>>

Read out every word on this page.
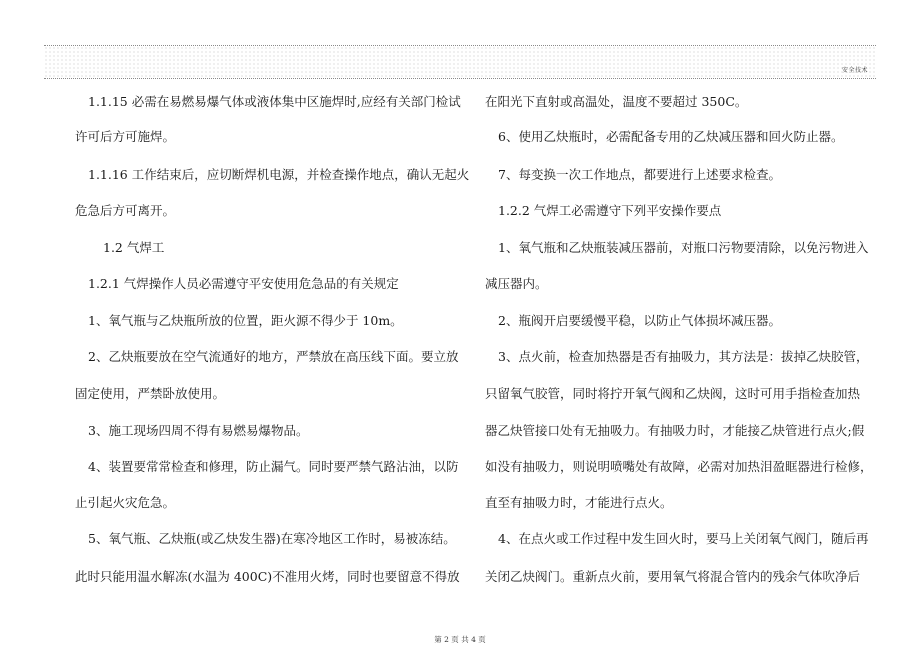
安全技术
1.1.15 必需在易燃易爆气体或液体集中区施焊时,应经有关部门检试
许可后方可施焊。
1.1.16 工作结束后，应切断焊机电源，并检查操作地点，确认无起火
危急后方可离开。
1.2 气焊工
1.2.1 气焊操作人员必需遵守平安使用危急品的有关规定
1、氧气瓶与乙炔瓶所放的位置，距火源不得少于 10m。
2、乙炔瓶要放在空气流通好的地方，严禁放在高压线下面。要立放
固定使用，严禁卧放使用。
3、施工现场四周不得有易燃易爆物品。
4、装置要常常检查和修理，防止漏气。同时要严禁气路沾油，以防
止引起火灾危急。
5、氧气瓶、乙炔瓶(或乙炔发生器)在寒冷地区工作时，易被冻结。
此时只能用温水解冻(水温为 400C)不准用火烤，同时也要留意不得放
在阳光下直射或高温处，温度不要超过 350C。
6、使用乙炔瓶时，必需配备专用的乙炔减压器和回火防止器。
7、每变换一次工作地点，都要进行上述要求检查。
1.2.2 气焊工必需遵守下列平安操作要点
1、氧气瓶和乙炔瓶装减压器前，对瓶口污物要清除，以免污物进入
减压器内。
2、瓶阀开启要缓慢平稳，以防止气体损坏减压器。
3、点火前，检查加热器是否有抽吸力，其方法是：拔掉乙炔胶管，
只留氧气胶管，同时将拧开氧气阀和乙炔阀，这时可用手指检查加热
器乙炔管接口处有无抽吸力。有抽吸力时，才能接乙炔管进行点火;假
如没有抽吸力，则说明喷嘴处有故障，必需对加热泪盈眶器进行检修，
直至有抽吸力时，才能进行点火。
4、在点火或工作过程中发生回火时，要马上关闭氧气阀门，随后再
关闭乙炔阀门。重新点火前，要用氧气将混合管内的残余气体吹净后
第 2 页 共 4 页
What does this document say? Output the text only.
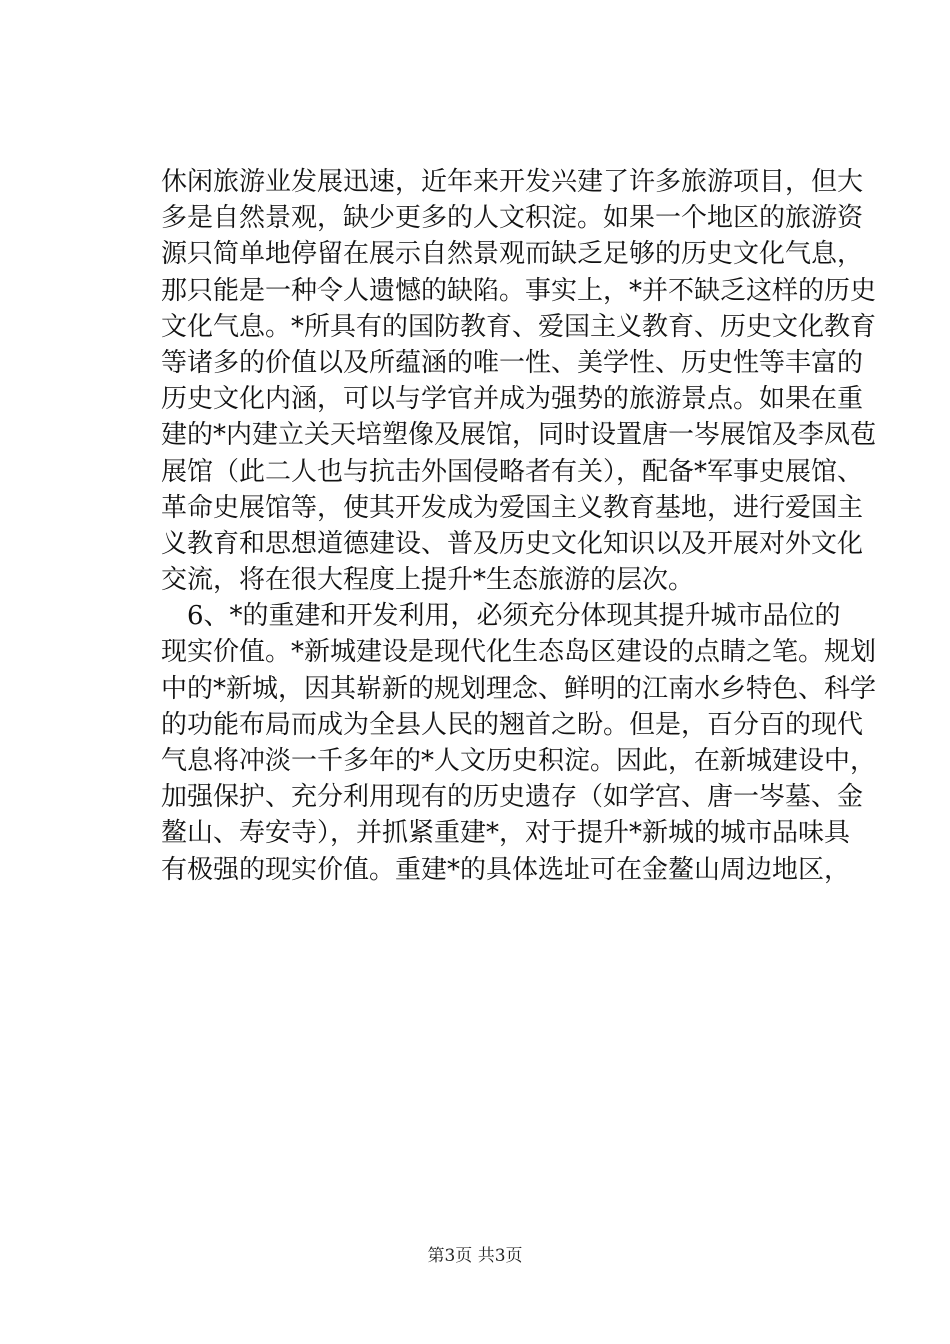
休闲旅游业发展迅速，近年来开发兴建了许多旅游项目，但大
多是自然景观，缺少更多的人文积淀。如果一个地区的旅游资
源只简单地停留在展示自然景观而缺乏足够的历史文化气息，
那只能是一种令人遗憾的缺陷。事实上，*并不缺乏这样的历史
文化气息。*所具有的国防教育、爱国主义教育、历史文化教育
等诸多的价值以及所蕴涵的唯一性、美学性、历史性等丰富的
历史文化内涵，可以与学官并成为强势的旅游景点。如果在重
建的*内建立关天培塑像及展馆，同时设置唐一岑展馆及李凤苞
展馆（此二人也与抗击外国侵略者有关），配备*军事史展馆、
革命史展馆等，使其开发成为爱国主义教育基地，进行爱国主
义教育和思想道德建设、普及历史文化知识以及开展对外文化
交流，将在很大程度上提升*生态旅游的层次。
6、*的重建和开发利用，必须充分体现其提升城市品位的
现实价值。*新城建设是现代化生态岛区建设的点睛之笔。规划
中的*新城，因其崭新的规划理念、鲜明的江南水乡特色、科学
的功能布局而成为全县人民的翘首之盼。但是，百分百的现代
气息将冲淡一千多年的*人文历史积淀。因此，在新城建设中，
加强保护、充分利用现有的历史遗存（如学宫、唐一岑墓、金
鳌山、寿安寺），并抓紧重建*，对于提升*新城的城市品味具
有极强的现实价值。重建*的具体选址可在金鳌山周边地区，
第3页 共3页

<<

Your goal - Each line of the material must be retyped exactly, except that images are omitted.

Completed exercise -
Read out every word on this page.
安全技术
1.1.15 必需在易燃易爆气体或液体集中区施焊时,应经有关部门检试
许可后方可施焊。
1.1.16 工作结束后，应切断焊机电源，并检查操作地点，确认无起火
危急后方可离开。
1.2 气焊工
1.2.1 气焊操作人员必需遵守平安使用危急品的有关规定
1、氧气瓶与乙炔瓶所放的位置，距火源不得少于 10m。
2、乙炔瓶要放在空气流通好的地方，严禁放在高压线下面。要立放
固定使用，严禁卧放使用。
3、施工现场四周不得有易燃易爆物品。
4、装置要常常检查和修理，防止漏气。同时要严禁气路沾油，以防
止引起火灾危急。
5、氧气瓶、乙炔瓶(或乙炔发生器)在寒冷地区工作时，易被冻结。
此时只能用温水解冻(水温为 400C)不准用火烤，同时也要留意不得放
在阳光下直射或高温处，温度不要超过 350C。
6、使用乙炔瓶时，必需配备专用的乙炔减压器和回火防止器。
7、每变换一次工作地点，都要进行上述要求检查。
1.2.2 气焊工必需遵守下列平安操作要点
1、氧气瓶和乙炔瓶装减压器前，对瓶口污物要清除，以免污物进入
减压器内。
2、瓶阀开启要缓慢平稳，以防止气体损坏减压器。
3、点火前，检查加热器是否有抽吸力，其方法是：拔掉乙炔胶管，
只留氧气胶管，同时将拧开氧气阀和乙炔阀，这时可用手指检查加热
器乙炔管接口处有无抽吸力。有抽吸力时，才能接乙炔管进行点火;假
如没有抽吸力，则说明喷嘴处有故障，必需对加热泪盈眶器进行检修，
直至有抽吸力时，才能进行点火。
4、在点火或工作过程中发生回火时，要马上关闭氧气阀门，随后再
关闭乙炔阀门。重新点火前，要用氧气将混合管内的残余气体吹净后
第 2 页 共 4 页
What does this document say? Output the text only.
休闲旅游业发展迅速，近年来开发兴建了许多旅游项目，但大
多是自然景观，缺少更多的人文积淀。如果一个地区的旅游资
源只简单地停留在展示自然景观而缺乏足够的历史文化气息，
那只能是一种令人遗憾的缺陷。事实上，*并不缺乏这样的历史
文化气息。*所具有的国防教育、爱国主义教育、历史文化教育
等诸多的价值以及所蕴涵的唯一性、美学性、历史性等丰富的
历史文化内涵，可以与学官并成为强势的旅游景点。如果在重
建的*内建立关天培塑像及展馆，同时设置唐一岑展馆及李凤苞
展馆（此二人也与抗击外国侵略者有关），配备*军事史展馆、
革命史展馆等，使其开发成为爱国主义教育基地，进行爱国主
义教育和思想道德建设、普及历史文化知识以及开展对外文化
交流，将在很大程度上提升*生态旅游的层次。
6、*的重建和开发利用，必须充分体现其提升城市品位的
现实价值。*新城建设是现代化生态岛区建设的点睛之笔。规划
中的*新城，因其崭新的规划理念、鲜明的江南水乡特色、科学
的功能布局而成为全县人民的翘首之盼。但是，百分百的现代
气息将冲淡一千多年的*人文历史积淀。因此，在新城建设中，
加强保护、充分利用现有的历史遗存（如学宫、唐一岑墓、金
鳌山、寿安寺），并抓紧重建*，对于提升*新城的城市品味具
有极强的现实价值。重建*的具体选址可在金鳌山周边地区，
第3页 共3页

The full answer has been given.